BEGIN Information provided

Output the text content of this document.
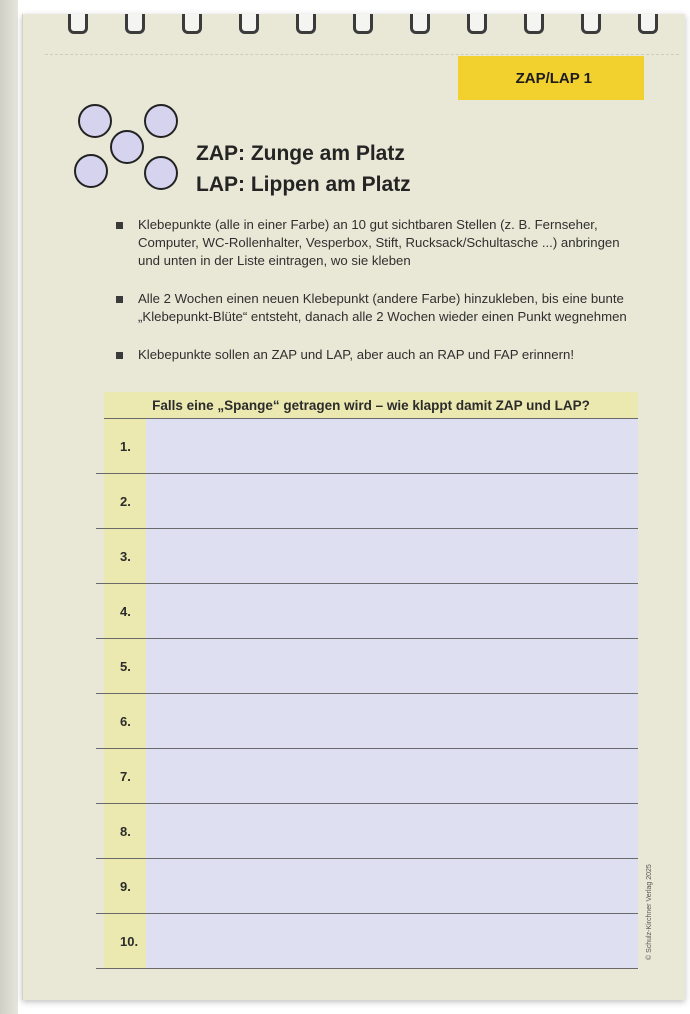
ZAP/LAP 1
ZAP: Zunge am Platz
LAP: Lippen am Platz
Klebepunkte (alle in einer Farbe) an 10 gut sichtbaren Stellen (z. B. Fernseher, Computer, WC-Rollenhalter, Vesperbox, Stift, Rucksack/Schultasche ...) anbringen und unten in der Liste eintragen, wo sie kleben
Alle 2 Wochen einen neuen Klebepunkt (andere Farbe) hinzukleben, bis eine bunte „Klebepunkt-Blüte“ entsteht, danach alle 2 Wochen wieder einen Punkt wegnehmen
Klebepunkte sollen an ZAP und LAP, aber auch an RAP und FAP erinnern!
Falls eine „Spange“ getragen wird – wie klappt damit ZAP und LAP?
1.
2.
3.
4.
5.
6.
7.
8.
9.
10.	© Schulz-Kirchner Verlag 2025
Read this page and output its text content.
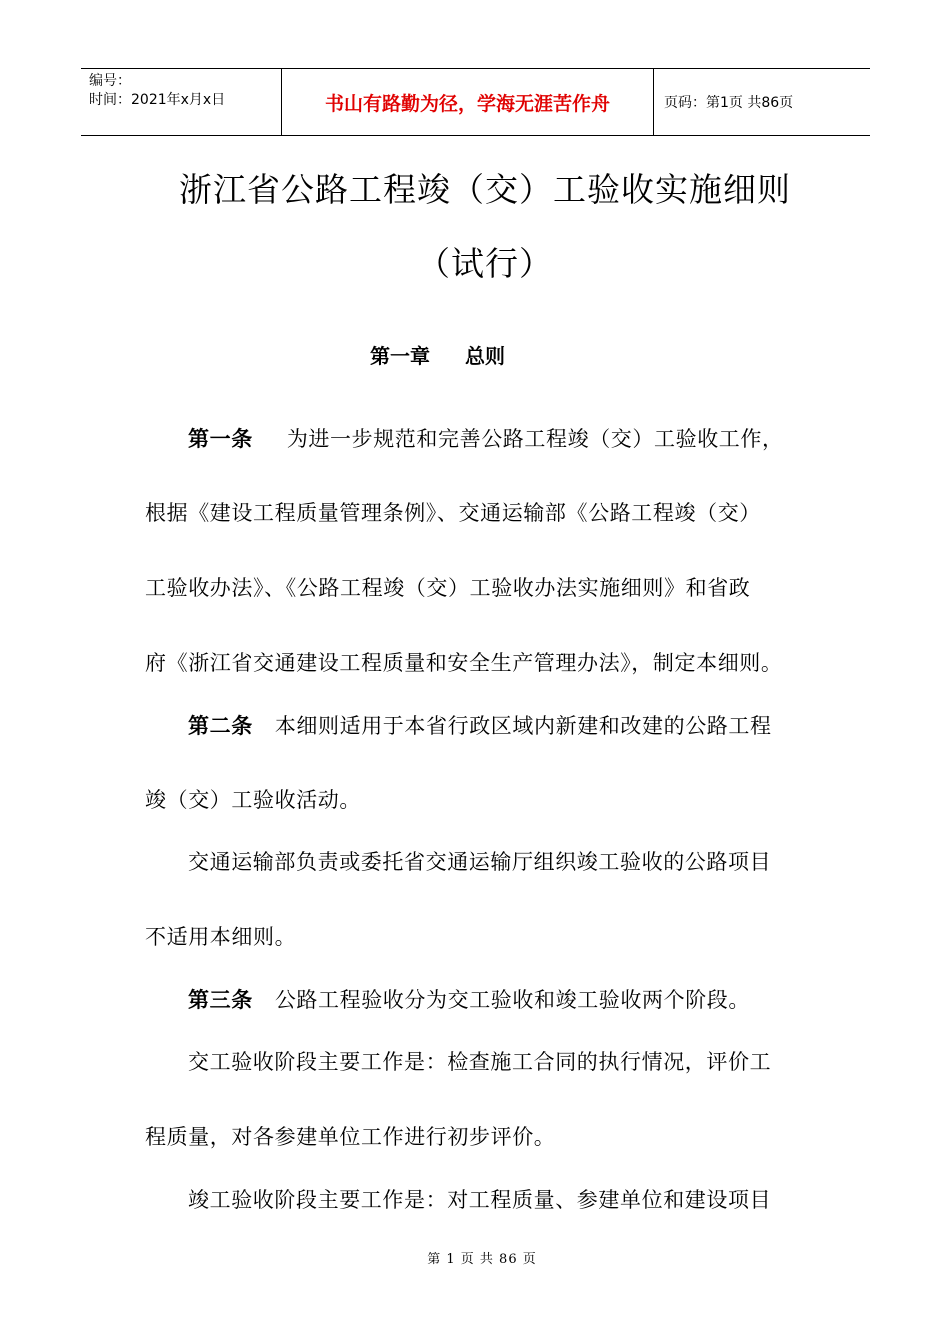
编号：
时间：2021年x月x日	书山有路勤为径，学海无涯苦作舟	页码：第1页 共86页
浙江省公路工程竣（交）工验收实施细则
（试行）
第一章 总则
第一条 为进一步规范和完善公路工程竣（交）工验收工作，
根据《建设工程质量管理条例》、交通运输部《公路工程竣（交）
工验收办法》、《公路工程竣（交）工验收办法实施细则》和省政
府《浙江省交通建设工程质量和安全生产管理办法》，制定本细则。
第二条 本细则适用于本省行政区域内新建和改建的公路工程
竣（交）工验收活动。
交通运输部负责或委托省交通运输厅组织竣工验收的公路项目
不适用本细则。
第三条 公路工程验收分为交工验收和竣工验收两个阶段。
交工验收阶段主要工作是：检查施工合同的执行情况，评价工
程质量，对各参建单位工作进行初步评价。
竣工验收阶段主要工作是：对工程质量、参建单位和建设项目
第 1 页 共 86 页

END Information provided
BEGIN Information provided

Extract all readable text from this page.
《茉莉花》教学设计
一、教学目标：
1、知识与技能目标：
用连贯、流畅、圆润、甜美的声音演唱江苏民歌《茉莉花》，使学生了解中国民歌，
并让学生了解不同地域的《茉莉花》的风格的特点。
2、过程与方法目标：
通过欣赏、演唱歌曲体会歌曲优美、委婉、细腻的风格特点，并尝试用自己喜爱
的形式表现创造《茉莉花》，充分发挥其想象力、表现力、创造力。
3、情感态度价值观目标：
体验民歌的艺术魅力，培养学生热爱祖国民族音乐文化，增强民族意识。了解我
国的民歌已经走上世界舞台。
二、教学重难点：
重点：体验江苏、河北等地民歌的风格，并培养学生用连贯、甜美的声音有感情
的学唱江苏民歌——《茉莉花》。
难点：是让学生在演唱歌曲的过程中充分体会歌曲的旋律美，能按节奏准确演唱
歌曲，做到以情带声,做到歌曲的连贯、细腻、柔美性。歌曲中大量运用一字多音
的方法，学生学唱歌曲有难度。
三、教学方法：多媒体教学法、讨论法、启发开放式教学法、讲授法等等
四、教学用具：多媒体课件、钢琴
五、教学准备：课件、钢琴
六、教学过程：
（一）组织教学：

END Information provided

Given task => Read through the entries and copy each line in which "Klebepunkte" appears.

Response to this task =>
Klebepunkte (alle in einer Farbe) an 10 gut sichtbaren Stellen (z. B. Fernseher, Computer, WC-Rollenhalter, Vesperbox, Stift, Rucksack/Schultasche ...) anbringen und unten in der Liste eintragen, wo sie kleben
Klebepunkte sollen an ZAP und LAP, aber auch an RAP und FAP erinnern!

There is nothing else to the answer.